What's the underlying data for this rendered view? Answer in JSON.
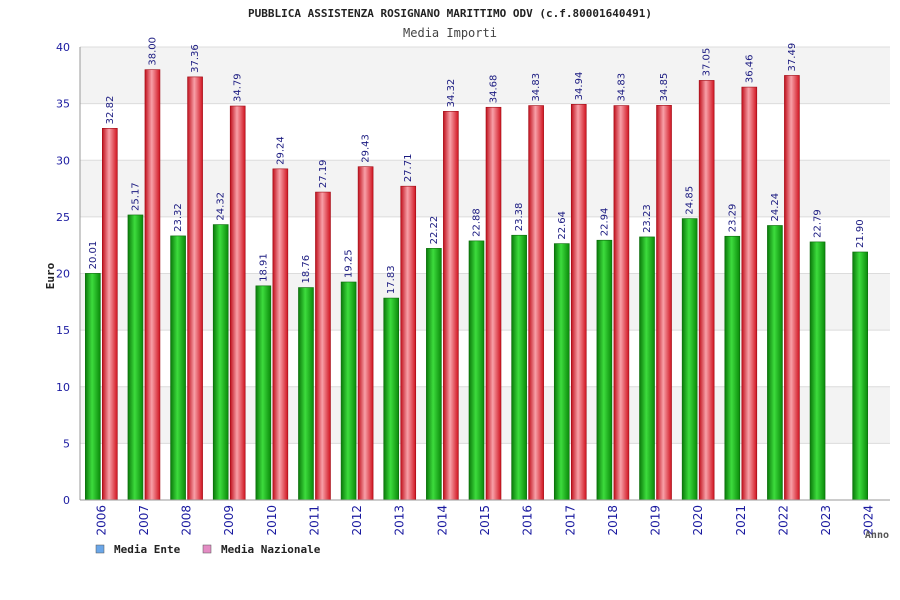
{
  "chart_data": {
    "type": "bar",
    "title": "PUBBLICA ASSISTENZA ROSIGNANO MARITTIMO ODV (c.f.80001640491)",
    "subtitle": "Media Importi",
    "xlabel": "Anno",
    "ylabel": "Euro",
    "ylim": [
      0,
      40
    ],
    "yticks": [
      0,
      5,
      10,
      15,
      20,
      25,
      30,
      35,
      40
    ],
    "grid": true,
    "legend_position": "bottom-left",
    "categories": [
      "2006",
      "2007",
      "2008",
      "2009",
      "2010",
      "2011",
      "2012",
      "2013",
      "2014",
      "2015",
      "2016",
      "2017",
      "2018",
      "2019",
      "2020",
      "2021",
      "2022",
      "2023",
      "2024"
    ],
    "series": [
      {
        "name": "Media Ente",
        "legend_color": "#6aa6e8",
        "bar_color": "#1fb81f",
        "values": [
          20.01,
          25.17,
          23.32,
          24.32,
          18.91,
          18.76,
          19.25,
          17.83,
          22.22,
          22.88,
          23.38,
          22.64,
          22.94,
          23.23,
          24.85,
          23.29,
          24.24,
          22.79,
          21.9
        ],
        "labels": [
          "20.01",
          "25.17",
          "23.32",
          "24.32",
          "18.91",
          "18.76",
          "19.25",
          "17.83",
          "22.22",
          "22.88",
          "23.38",
          "22.64",
          "22.94",
          "23.23",
          "24.85",
          "23.29",
          "24.24",
          "22.79",
          "21.90"
        ]
      },
      {
        "name": "Media Nazionale",
        "legend_color": "#e48cc4",
        "bar_color": "#e8202e",
        "values": [
          32.82,
          38.0,
          37.36,
          34.79,
          29.24,
          27.19,
          29.43,
          27.71,
          34.32,
          34.68,
          34.83,
          34.94,
          34.83,
          34.85,
          37.05,
          36.46,
          37.49,
          null,
          null
        ],
        "labels": [
          "32.82",
          "38.00",
          "37.36",
          "34.79",
          "29.24",
          "27.19",
          "29.43",
          "27.71",
          "34.32",
          "34.68",
          "34.83",
          "34.94",
          "34.83",
          "34.85",
          "37.05",
          "36.46",
          "37.49",
          null,
          null
        ]
      }
    ]
  }
}
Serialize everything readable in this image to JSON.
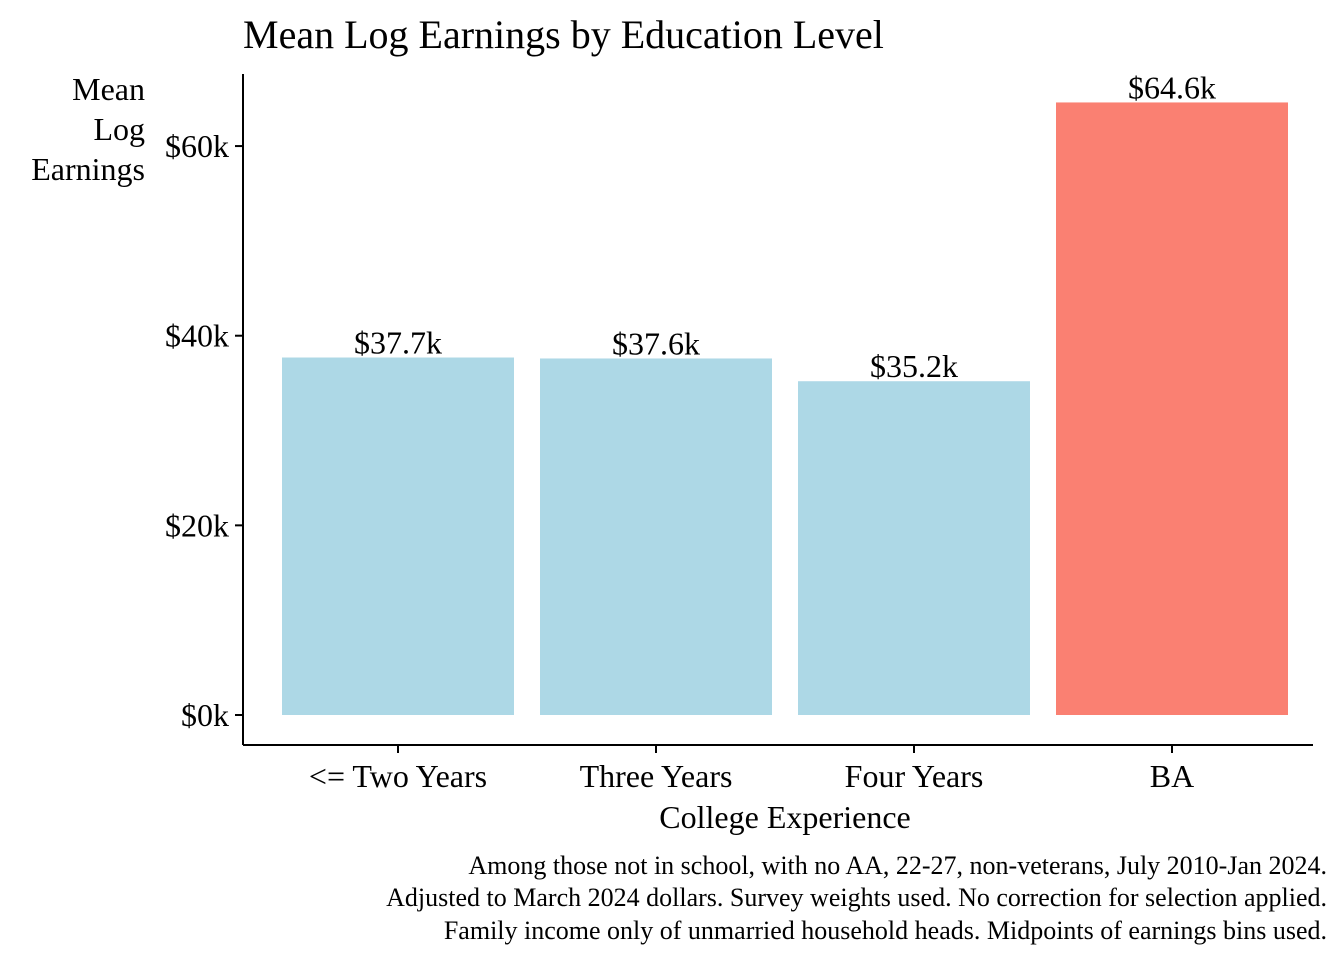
{
  "chart_data": {
    "type": "bar",
    "title": "Mean Log Earnings by Education Level",
    "ylabel_lines": [
      "Mean",
      "Log",
      "Earnings"
    ],
    "xlabel": "College Experience",
    "categories": [
      "<= Two Years",
      "Three Years",
      "Four Years",
      "BA"
    ],
    "values": [
      37.7,
      37.6,
      35.2,
      64.6
    ],
    "value_labels": [
      "$37.7k",
      "$37.6k",
      "$35.2k",
      "$64.6k"
    ],
    "colors": [
      "#ADD8E6",
      "#ADD8E6",
      "#ADD8E6",
      "#FA8072"
    ],
    "ylim": [
      0,
      67.6
    ],
    "yticks": [
      0,
      20,
      40,
      60
    ],
    "ytick_labels": [
      "$0k",
      "$20k",
      "$40k",
      "$60k"
    ],
    "grid": false,
    "caption_lines": [
      "Among those not in school, with no AA, 22-27, non-veterans, July 2010-Jan 2024.",
      "Adjusted to March 2024 dollars. Survey weights used. No correction for selection applied.",
      "Family income only of unmarried household heads. Midpoints of earnings bins used."
    ]
  }
}
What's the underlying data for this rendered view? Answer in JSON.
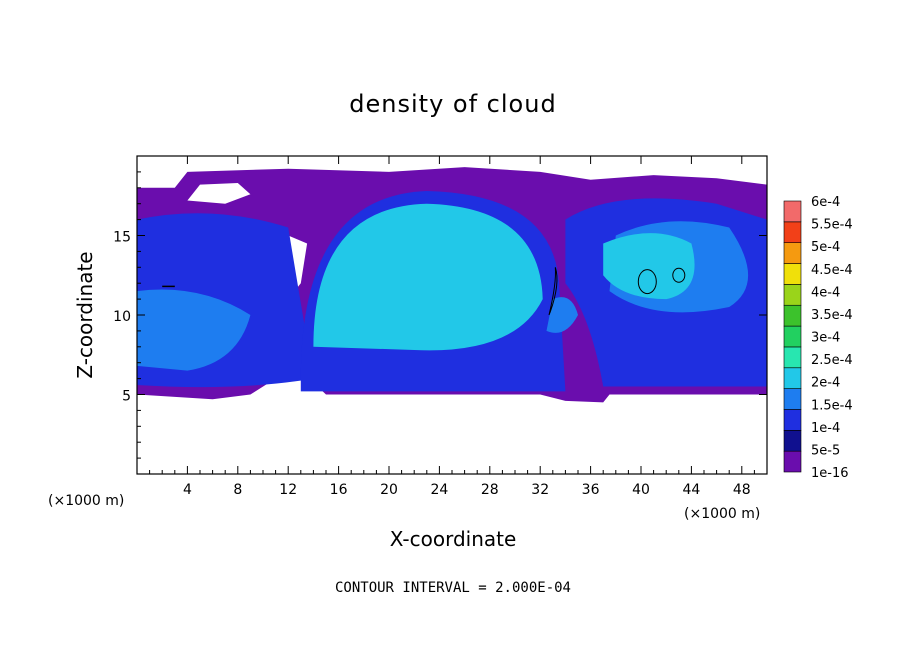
{
  "chart_data": {
    "type": "heatmap",
    "title": "density of cloud",
    "xlabel": "X-coordinate",
    "ylabel": "Z-coordinate",
    "x_unit": "(×1000 m)",
    "y_unit": "(×1000 m)",
    "xlim": [
      0,
      50
    ],
    "ylim": [
      0,
      20
    ],
    "xticks": [
      4,
      8,
      12,
      16,
      20,
      24,
      28,
      32,
      36,
      40,
      44,
      48
    ],
    "yticks": [
      5,
      10,
      15
    ],
    "colorbar": {
      "labels": [
        "1e-16",
        "5e-5",
        "1e-4",
        "1.5e-4",
        "2e-4",
        "2.5e-4",
        "3e-4",
        "3.5e-4",
        "4e-4",
        "4.5e-4",
        "5e-4",
        "5.5e-4",
        "6e-4"
      ],
      "colors": [
        "#6a0dad",
        "#10108f",
        "#1f2fe0",
        "#1e7df0",
        "#22c8e8",
        "#28e6b0",
        "#22d060",
        "#3cc22c",
        "#9ad41a",
        "#f0e00a",
        "#f59a10",
        "#f24018",
        "#f26a6a"
      ]
    },
    "regions": [
      {
        "name": "main-cloud",
        "center": [
          23,
          12
        ],
        "value": "2e-4"
      },
      {
        "name": "left-cloud",
        "center": [
          4,
          9
        ],
        "value": "1.5e-4"
      },
      {
        "name": "right-cloud",
        "center": [
          43,
          13
        ],
        "value": "1.5e-4"
      },
      {
        "name": "anvil-layer",
        "center": [
          25,
          17.5
        ],
        "value": "1e-16"
      }
    ],
    "contours": [
      {
        "center": [
          33,
          11.5
        ],
        "value": "2e-4"
      },
      {
        "center": [
          40.5,
          12
        ],
        "value": "2e-4"
      },
      {
        "center": [
          43,
          12.5
        ],
        "value": "2e-4"
      },
      {
        "center": [
          2.5,
          11.8
        ],
        "value": "2e-4"
      }
    ],
    "contour_interval": "CONTOUR INTERVAL = 2.000E-04"
  }
}
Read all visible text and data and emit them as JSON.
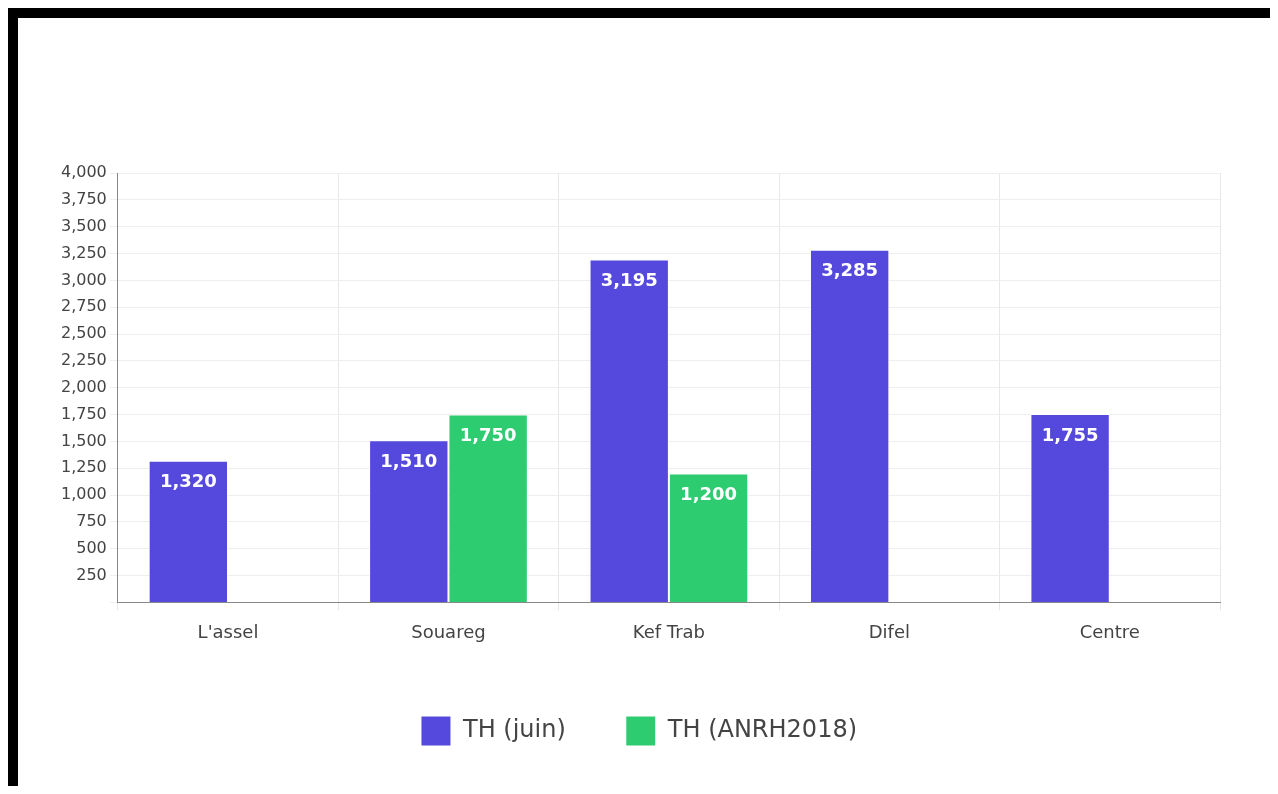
━━━
Reproduce every record above exactly, omitting the pictures.

▶ ANSWER TO THIS EXERCISE
What's the underlying data for this rendered view? Answer in JSON.
{
  "chart_data": {
    "type": "bar",
    "title": "PUBBLICA ASSISTENZA ROSIGNANO MARITTIMO ODV (c.f.80001640491)",
    "subtitle": "Media Importi",
    "xlabel": "Anno",
    "ylabel": "Euro",
    "ylim": [
      0,
      40
    ],
    "yticks": [
      0,
      5,
      10,
      15,
      20,
      25,
      30,
      35,
      40
    ],
    "grid": true,
    "legend_position": "bottom-left",
    "categories": [
      "2006",
      "2007",
      "2008",
      "2009",
      "2010",
      "2011",
      "2012",
      "2013",
      "2014",
      "2015",
      "2016",
      "2017",
      "2018",
      "2019",
      "2020",
      "2021",
      "2022",
      "2023",
      "2024"
    ],
    "series": [
      {
        "name": "Media Ente",
        "legend_color": "#6aa6e8",
        "bar_color": "#1fb81f",
        "values": [
          20.01,
          25.17,
          23.32,
          24.32,
          18.91,
          18.76,
          19.25,
          17.83,
          22.22,
          22.88,
          23.38,
          22.64,
          22.94,
          23.23,
          24.85,
          23.29,
          24.24,
          22.79,
          21.9
        ],
        "labels": [
          "20.01",
          "25.17",
          "23.32",
          "24.32",
          "18.91",
          "18.76",
          "19.25",
          "17.83",
          "22.22",
          "22.88",
          "23.38",
          "22.64",
          "22.94",
          "23.23",
          "24.85",
          "23.29",
          "24.24",
          "22.79",
          "21.90"
        ]
      },
      {
        "name": "Media Nazionale",
        "legend_color": "#e48cc4",
        "bar_color": "#e8202e",
        "values": [
          32.82,
          38.0,
          37.36,
          34.79,
          29.24,
          27.19,
          29.43,
          27.71,
          34.32,
          34.68,
          34.83,
          34.94,
          34.83,
          34.85,
          37.05,
          36.46,
          37.49,
          null,
          null
        ],
        "labels": [
          "32.82",
          "38.00",
          "37.36",
          "34.79",
          "29.24",
          "27.19",
          "29.43",
          "27.71",
          "34.32",
          "34.68",
          "34.83",
          "34.94",
          "34.83",
          "34.85",
          "37.05",
          "36.46",
          "37.49",
          null,
          null
        ]
      }
    ]
  }
}
Serialize everything readable in this image to JSON.
{
  "chart_data": {
    "type": "bar",
    "title": "Mean Log Earnings by Education Level",
    "ylabel_lines": [
      "Mean",
      "Log",
      "Earnings"
    ],
    "xlabel": "College Experience",
    "categories": [
      "<= Two Years",
      "Three Years",
      "Four Years",
      "BA"
    ],
    "values": [
      37.7,
      37.6,
      35.2,
      64.6
    ],
    "value_labels": [
      "$37.7k",
      "$37.6k",
      "$35.2k",
      "$64.6k"
    ],
    "colors": [
      "#ADD8E6",
      "#ADD8E6",
      "#ADD8E6",
      "#FA8072"
    ],
    "ylim": [
      0,
      67.6
    ],
    "yticks": [
      0,
      20,
      40,
      60
    ],
    "ytick_labels": [
      "$0k",
      "$20k",
      "$40k",
      "$60k"
    ],
    "grid": false,
    "caption_lines": [
      "Among those not in school, with no AA, 22-27, non-veterans, July 2010-Jan 2024.",
      "Adjusted to March 2024 dollars. Survey weights used. No correction for selection applied.",
      "Family income only of unmarried household heads. Midpoints of earnings bins used."
    ]
  }
}
What's the underlying data for this rendered view? Answer in JSON.
{
  "chart_data": {
    "type": "heatmap",
    "title": "density of cloud",
    "xlabel": "X-coordinate",
    "ylabel": "Z-coordinate",
    "x_unit": "(×1000 m)",
    "y_unit": "(×1000 m)",
    "xlim": [
      0,
      50
    ],
    "ylim": [
      0,
      20
    ],
    "xticks": [
      4,
      8,
      12,
      16,
      20,
      24,
      28,
      32,
      36,
      40,
      44,
      48
    ],
    "yticks": [
      5,
      10,
      15
    ],
    "colorbar": {
      "labels": [
        "1e-16",
        "5e-5",
        "1e-4",
        "1.5e-4",
        "2e-4",
        "2.5e-4",
        "3e-4",
        "3.5e-4",
        "4e-4",
        "4.5e-4",
        "5e-4",
        "5.5e-4",
        "6e-4"
      ],
      "colors": [
        "#6a0dad",
        "#10108f",
        "#1f2fe0",
        "#1e7df0",
        "#22c8e8",
        "#28e6b0",
        "#22d060",
        "#3cc22c",
        "#9ad41a",
        "#f0e00a",
        "#f59a10",
        "#f24018",
        "#f26a6a"
      ]
    },
    "regions": [
      {
        "name": "main-cloud",
        "center": [
          23,
          12
        ],
        "value": "2e-4"
      },
      {
        "name": "left-cloud",
        "center": [
          4,
          9
        ],
        "value": "1.5e-4"
      },
      {
        "name": "right-cloud",
        "center": [
          43,
          13
        ],
        "value": "1.5e-4"
      },
      {
        "name": "anvil-layer",
        "center": [
          25,
          17.5
        ],
        "value": "1e-16"
      }
    ],
    "contours": [
      {
        "center": [
          33,
          11.5
        ],
        "value": "2e-4"
      },
      {
        "center": [
          40.5,
          12
        ],
        "value": "2e-4"
      },
      {
        "center": [
          43,
          12.5
        ],
        "value": "2e-4"
      },
      {
        "center": [
          2.5,
          11.8
        ],
        "value": "2e-4"
      }
    ],
    "contour_interval": "CONTOUR INTERVAL = 2.000E-04"
  }
}
Read all visible text and data and emit them as JSON.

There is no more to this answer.